Figure record listings:
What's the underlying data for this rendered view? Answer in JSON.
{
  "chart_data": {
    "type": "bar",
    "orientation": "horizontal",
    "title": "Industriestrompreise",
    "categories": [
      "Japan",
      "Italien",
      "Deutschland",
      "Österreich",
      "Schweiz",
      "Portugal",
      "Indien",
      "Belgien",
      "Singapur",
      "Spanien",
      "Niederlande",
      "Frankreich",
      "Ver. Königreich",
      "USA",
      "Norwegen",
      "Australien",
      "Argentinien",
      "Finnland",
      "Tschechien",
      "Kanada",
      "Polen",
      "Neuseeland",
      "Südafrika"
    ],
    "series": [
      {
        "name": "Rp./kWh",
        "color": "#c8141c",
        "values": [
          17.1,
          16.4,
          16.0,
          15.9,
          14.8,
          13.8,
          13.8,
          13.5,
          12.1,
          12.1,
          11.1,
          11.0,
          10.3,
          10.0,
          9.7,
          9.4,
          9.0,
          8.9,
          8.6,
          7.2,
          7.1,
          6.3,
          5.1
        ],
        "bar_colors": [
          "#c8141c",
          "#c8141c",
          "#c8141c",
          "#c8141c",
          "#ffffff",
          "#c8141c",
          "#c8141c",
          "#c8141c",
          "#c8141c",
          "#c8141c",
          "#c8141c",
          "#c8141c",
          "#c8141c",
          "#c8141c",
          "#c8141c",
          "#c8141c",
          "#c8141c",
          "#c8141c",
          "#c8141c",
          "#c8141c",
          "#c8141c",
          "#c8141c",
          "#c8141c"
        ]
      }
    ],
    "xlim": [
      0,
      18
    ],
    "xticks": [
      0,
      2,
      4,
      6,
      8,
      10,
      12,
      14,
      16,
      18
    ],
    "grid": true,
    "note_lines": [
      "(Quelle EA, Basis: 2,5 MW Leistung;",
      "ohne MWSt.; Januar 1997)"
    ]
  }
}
---
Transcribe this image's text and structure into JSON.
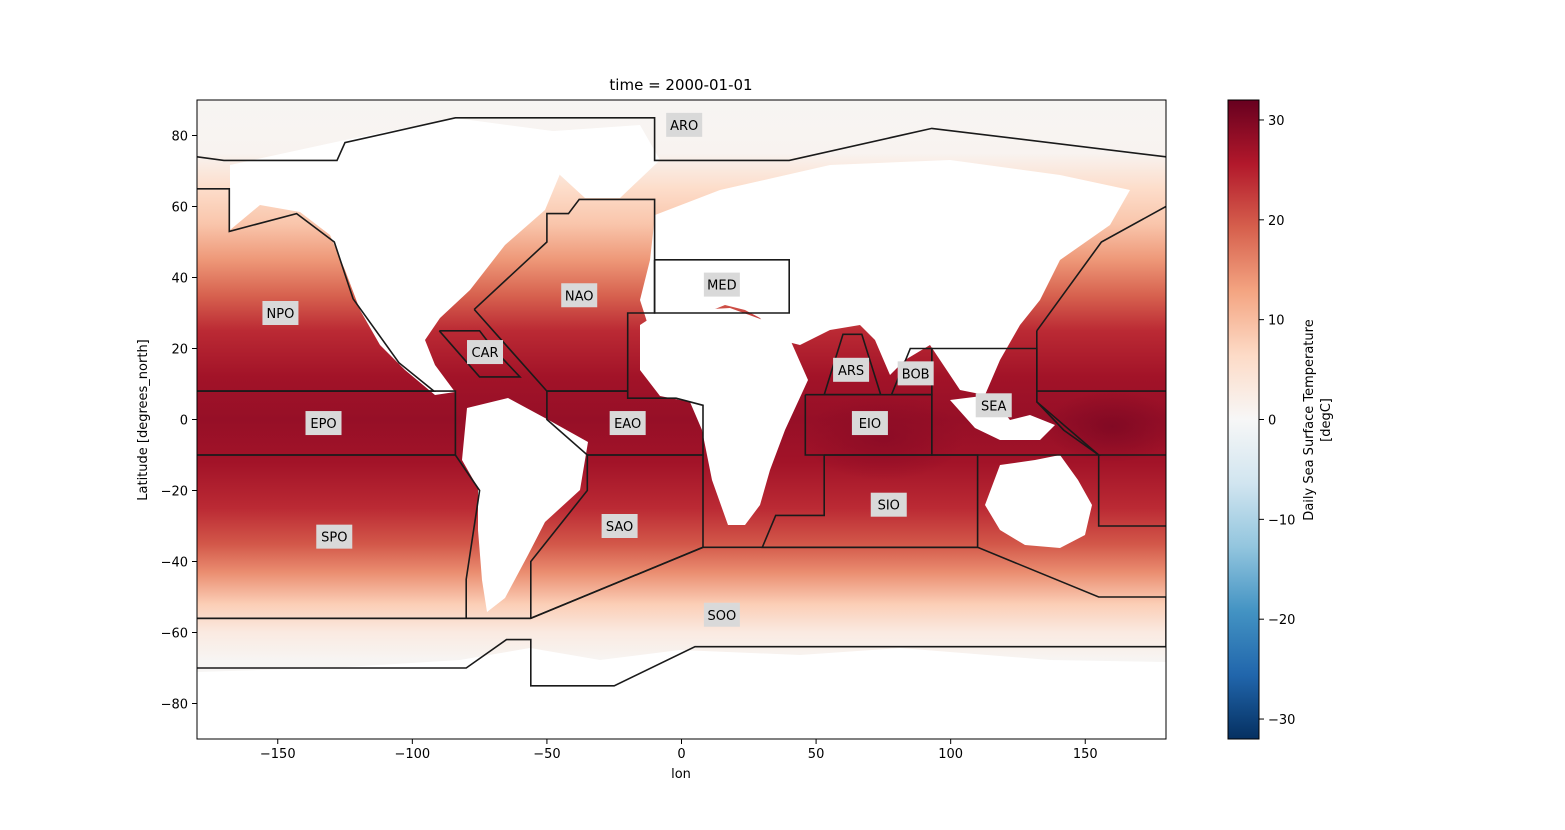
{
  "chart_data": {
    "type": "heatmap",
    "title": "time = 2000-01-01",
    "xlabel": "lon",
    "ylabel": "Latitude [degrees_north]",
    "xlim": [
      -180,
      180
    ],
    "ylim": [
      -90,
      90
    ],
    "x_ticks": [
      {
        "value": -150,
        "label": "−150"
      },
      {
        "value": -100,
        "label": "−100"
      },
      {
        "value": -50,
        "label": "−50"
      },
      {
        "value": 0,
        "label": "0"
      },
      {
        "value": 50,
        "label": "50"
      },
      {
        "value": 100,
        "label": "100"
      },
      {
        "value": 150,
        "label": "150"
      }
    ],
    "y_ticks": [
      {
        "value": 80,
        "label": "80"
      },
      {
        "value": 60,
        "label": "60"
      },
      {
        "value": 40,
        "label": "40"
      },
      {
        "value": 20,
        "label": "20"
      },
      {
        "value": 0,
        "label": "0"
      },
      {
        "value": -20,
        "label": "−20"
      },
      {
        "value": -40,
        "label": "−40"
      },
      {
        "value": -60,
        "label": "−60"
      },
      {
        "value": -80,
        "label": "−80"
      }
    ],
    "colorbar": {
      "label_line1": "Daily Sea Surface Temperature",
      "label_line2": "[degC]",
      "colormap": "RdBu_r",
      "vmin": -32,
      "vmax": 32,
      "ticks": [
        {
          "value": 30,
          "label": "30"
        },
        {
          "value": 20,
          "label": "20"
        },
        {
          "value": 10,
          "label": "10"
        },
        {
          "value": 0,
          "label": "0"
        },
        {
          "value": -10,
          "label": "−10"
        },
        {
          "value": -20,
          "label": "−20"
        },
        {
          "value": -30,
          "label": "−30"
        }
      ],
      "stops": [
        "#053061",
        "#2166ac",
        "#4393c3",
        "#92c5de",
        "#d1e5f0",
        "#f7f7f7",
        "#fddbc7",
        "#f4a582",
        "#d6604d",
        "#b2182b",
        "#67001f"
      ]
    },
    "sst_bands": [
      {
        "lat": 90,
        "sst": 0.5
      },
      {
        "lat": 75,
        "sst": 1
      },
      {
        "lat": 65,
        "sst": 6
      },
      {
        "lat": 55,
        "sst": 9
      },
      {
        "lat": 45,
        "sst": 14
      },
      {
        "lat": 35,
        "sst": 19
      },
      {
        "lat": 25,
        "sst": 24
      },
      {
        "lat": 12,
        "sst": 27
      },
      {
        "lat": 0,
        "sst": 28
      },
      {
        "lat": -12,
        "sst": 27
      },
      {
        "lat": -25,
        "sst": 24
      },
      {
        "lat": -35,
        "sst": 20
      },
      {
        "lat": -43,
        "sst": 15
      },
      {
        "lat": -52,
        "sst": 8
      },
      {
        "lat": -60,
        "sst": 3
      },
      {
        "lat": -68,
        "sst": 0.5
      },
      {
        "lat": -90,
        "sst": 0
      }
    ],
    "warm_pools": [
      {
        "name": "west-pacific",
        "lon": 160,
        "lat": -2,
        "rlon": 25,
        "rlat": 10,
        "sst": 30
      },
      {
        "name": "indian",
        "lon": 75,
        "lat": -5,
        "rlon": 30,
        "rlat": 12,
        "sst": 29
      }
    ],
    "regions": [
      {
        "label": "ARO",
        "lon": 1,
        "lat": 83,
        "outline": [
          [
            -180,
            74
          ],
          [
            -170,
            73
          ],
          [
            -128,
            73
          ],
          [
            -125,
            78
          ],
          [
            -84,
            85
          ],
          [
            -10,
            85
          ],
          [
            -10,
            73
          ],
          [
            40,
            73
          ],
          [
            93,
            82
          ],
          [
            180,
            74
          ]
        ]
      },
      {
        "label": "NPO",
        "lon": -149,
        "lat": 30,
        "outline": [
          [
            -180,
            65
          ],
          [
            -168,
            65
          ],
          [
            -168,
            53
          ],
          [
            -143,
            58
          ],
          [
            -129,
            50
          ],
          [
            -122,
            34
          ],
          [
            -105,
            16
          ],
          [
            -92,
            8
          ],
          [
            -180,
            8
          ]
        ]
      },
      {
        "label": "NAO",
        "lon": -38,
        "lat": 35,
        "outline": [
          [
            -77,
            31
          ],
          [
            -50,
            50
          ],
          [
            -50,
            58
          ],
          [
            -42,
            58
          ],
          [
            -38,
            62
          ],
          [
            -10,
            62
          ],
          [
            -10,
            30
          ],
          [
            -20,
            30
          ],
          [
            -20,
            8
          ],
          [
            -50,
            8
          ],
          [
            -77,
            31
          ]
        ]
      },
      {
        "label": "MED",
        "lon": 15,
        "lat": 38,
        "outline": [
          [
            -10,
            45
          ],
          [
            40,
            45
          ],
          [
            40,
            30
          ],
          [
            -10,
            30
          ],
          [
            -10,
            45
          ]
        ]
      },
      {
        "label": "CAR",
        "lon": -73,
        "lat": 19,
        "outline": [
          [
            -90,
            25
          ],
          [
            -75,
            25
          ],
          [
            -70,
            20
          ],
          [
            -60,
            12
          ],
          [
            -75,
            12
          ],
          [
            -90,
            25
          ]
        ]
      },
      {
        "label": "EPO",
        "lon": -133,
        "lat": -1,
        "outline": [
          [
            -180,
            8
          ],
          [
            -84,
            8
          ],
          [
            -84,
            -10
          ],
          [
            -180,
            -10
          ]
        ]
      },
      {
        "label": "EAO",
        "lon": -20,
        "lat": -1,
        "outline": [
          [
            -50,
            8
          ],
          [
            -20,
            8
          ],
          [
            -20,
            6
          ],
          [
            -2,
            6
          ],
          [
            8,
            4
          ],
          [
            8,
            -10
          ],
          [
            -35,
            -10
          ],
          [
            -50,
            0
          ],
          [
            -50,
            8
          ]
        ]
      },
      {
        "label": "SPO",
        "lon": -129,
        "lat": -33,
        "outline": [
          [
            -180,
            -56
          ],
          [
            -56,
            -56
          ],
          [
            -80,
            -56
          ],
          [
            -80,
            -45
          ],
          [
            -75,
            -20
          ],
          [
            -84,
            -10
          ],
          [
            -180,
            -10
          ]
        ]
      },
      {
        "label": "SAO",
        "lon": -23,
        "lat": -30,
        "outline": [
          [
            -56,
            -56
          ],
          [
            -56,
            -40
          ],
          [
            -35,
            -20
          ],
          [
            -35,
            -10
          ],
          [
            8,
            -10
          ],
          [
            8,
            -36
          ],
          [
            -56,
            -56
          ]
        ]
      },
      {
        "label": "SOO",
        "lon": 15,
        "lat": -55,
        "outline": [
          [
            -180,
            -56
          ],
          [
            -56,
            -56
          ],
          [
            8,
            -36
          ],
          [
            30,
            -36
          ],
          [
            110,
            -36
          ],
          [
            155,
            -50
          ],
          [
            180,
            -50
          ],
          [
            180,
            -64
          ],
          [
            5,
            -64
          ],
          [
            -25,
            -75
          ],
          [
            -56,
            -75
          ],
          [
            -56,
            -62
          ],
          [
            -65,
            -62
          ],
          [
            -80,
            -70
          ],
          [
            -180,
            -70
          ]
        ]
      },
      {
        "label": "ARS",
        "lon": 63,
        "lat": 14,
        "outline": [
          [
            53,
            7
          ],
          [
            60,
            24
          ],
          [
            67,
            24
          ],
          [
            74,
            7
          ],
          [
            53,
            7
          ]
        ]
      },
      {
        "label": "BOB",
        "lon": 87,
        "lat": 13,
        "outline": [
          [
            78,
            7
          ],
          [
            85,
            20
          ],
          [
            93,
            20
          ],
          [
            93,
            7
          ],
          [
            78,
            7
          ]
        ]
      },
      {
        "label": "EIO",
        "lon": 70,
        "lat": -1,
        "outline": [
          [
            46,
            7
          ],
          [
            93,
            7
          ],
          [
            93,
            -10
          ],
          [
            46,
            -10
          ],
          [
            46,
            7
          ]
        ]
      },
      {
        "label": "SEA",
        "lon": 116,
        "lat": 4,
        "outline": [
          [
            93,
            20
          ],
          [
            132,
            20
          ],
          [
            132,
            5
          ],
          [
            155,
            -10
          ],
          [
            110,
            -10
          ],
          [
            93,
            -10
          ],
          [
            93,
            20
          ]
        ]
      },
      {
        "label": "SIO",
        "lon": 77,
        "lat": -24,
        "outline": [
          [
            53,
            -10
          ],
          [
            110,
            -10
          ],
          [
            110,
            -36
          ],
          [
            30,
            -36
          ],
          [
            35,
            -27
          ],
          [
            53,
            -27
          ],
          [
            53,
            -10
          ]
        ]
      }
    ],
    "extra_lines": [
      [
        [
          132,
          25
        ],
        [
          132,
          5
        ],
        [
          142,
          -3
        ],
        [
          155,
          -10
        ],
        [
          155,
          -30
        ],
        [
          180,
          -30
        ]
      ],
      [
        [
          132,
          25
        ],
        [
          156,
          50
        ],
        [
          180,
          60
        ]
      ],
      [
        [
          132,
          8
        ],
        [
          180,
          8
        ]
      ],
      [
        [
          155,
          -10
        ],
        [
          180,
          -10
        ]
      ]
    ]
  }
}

| Stated task |
Copy every line that includes the string "title" from the material above.

| Expected answer |
    "title": "Industriestrompreise",
    "title": "time = 2000-01-01",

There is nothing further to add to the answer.